(Data records)
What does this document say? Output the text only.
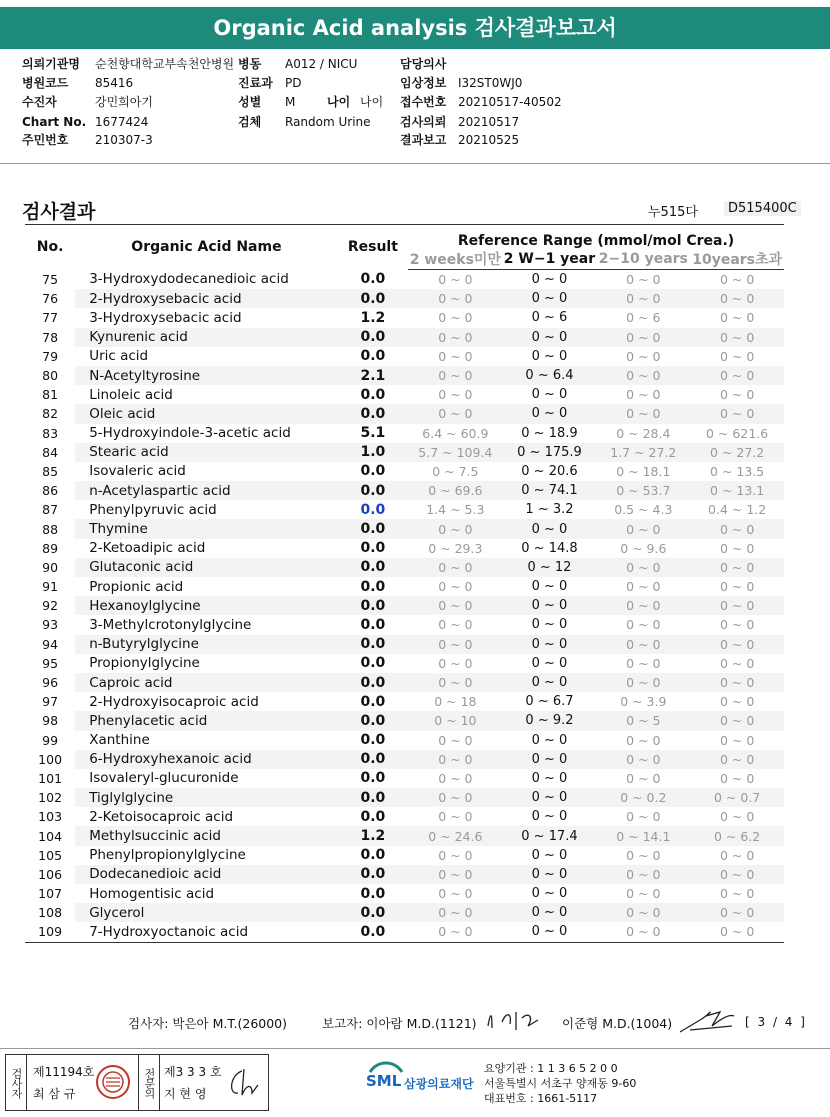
Organic Acid analysis 검사결과보고서
의뢰기관명 순천향대학교부속천안병원 병동 A012 / NICU	담당의사
병원코드 85416	진료과 PD	임상정보 I32ST0WJ0
수진자	강민희아기	성별 M	나이 나이 접수번호 20210517-40502
Chart No. 1677424	검체 Random Urine 검사의뢰 20210517
주민번호 210307-3	결과보고 20210525
검사결과	누515다	D515400C
No.	Organic Acid Name	Result	Reference Range (mmol/mol Crea.)			
			2 weeks미만	2 W−1 year	2−10 years	10years초과
75	3-Hydroxydodecanedioic acid	0.0	0 ~ 0	0 ~ 0	0 ~ 0	0 ~ 0
76	2-Hydroxysebacic acid	0.0	0 ~ 0	0 ~ 0	0 ~ 0	0 ~ 0
77	3-Hydroxysebacic acid	1.2	0 ~ 0	0 ~ 6	0 ~ 6	0 ~ 0
78	Kynurenic acid	0.0	0 ~ 0	0 ~ 0	0 ~ 0	0 ~ 0
79	Uric acid	0.0	0 ~ 0	0 ~ 0	0 ~ 0	0 ~ 0
80	N-Acetyltyrosine	2.1	0 ~ 0	0 ~ 6.4	0 ~ 0	0 ~ 0
81	Linoleic acid	0.0	0 ~ 0	0 ~ 0	0 ~ 0	0 ~ 0
82	Oleic acid	0.0	0 ~ 0	0 ~ 0	0 ~ 0	0 ~ 0
83	5-Hydroxyindole-3-acetic acid	5.1	6.4 ~ 60.9	0 ~ 18.9	0 ~ 28.4	0 ~ 621.6
84	Stearic acid	1.0	5.7 ~ 109.4	0 ~ 175.9	1.7 ~ 27.2	0 ~ 27.2
85	Isovaleric acid	0.0	0 ~ 7.5	0 ~ 20.6	0 ~ 18.1	0 ~ 13.5
86	n-Acetylaspartic acid	0.0	0 ~ 69.6	0 ~ 74.1	0 ~ 53.7	0 ~ 13.1
87	Phenylpyruvic acid	0.0	1.4 ~ 5.3	1 ~ 3.2	0.5 ~ 4.3	0.4 ~ 1.2
88	Thymine	0.0	0 ~ 0	0 ~ 0	0 ~ 0	0 ~ 0
89	2-Ketoadipic acid	0.0	0 ~ 29.3	0 ~ 14.8	0 ~ 9.6	0 ~ 0
90	Glutaconic acid	0.0	0 ~ 0	0 ~ 12	0 ~ 0	0 ~ 0
91	Propionic acid	0.0	0 ~ 0	0 ~ 0	0 ~ 0	0 ~ 0
92	Hexanoylglycine	0.0	0 ~ 0	0 ~ 0	0 ~ 0	0 ~ 0
93	3-Methylcrotonylglycine	0.0	0 ~ 0	0 ~ 0	0 ~ 0	0 ~ 0
94	n-Butyrylglycine	0.0	0 ~ 0	0 ~ 0	0 ~ 0	0 ~ 0
95	Propionylglycine	0.0	0 ~ 0	0 ~ 0	0 ~ 0	0 ~ 0
96	Caproic acid	0.0	0 ~ 0	0 ~ 0	0 ~ 0	0 ~ 0
97	2-Hydroxyisocaproic acid	0.0	0 ~ 18	0 ~ 6.7	0 ~ 3.9	0 ~ 0
98	Phenylacetic acid	0.0	0 ~ 10	0 ~ 9.2	0 ~ 5	0 ~ 0
99	Xanthine	0.0	0 ~ 0	0 ~ 0	0 ~ 0	0 ~ 0
100	6-Hydroxyhexanoic acid	0.0	0 ~ 0	0 ~ 0	0 ~ 0	0 ~ 0
101	Isovaleryl-glucuronide	0.0	0 ~ 0	0 ~ 0	0 ~ 0	0 ~ 0
102	Tiglylglycine	0.0	0 ~ 0	0 ~ 0	0 ~ 0.2	0 ~ 0.7
103	2-Ketoisocaproic acid	0.0	0 ~ 0	0 ~ 0	0 ~ 0	0 ~ 0
104	Methylsuccinic acid	1.2	0 ~ 24.6	0 ~ 17.4	0 ~ 14.1	0 ~ 6.2
105	Phenylpropionylglycine	0.0	0 ~ 0	0 ~ 0	0 ~ 0	0 ~ 0
106	Dodecanedioic acid	0.0	0 ~ 0	0 ~ 0	0 ~ 0	0 ~ 0
107	Homogentisic acid	0.0	0 ~ 0	0 ~ 0	0 ~ 0	0 ~ 0
108	Glycerol	0.0	0 ~ 0	0 ~ 0	0 ~ 0	0 ~ 0
109	7-Hydroxyoctanoic acid	0.0	0 ~ 0	0 ~ 0	0 ~ 0	0 ~ 0
검사자: 박은아 M.T.(26000)	보고자: 이아람 M.D.(1121)	이준형 M.D.(1004)	[ 3 / 4 ]
검사자 제11194호
최 삼 규	전문의 제3 3 3 호
지 현 영
SML 삼광의료재단
요양기관 : 1 1 3 6 5 2 0 0
서울특별시 서초구 양재동 9-60
대표번호 : 1661-5117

Exercise instructions - Filter the records above for "Organic" and copy every matching line.

Solved exercise -
Organic Acid analysis 검사결과보고서
No.	Organic Acid Name	Result	Reference Range (mmol/mol Crea.)			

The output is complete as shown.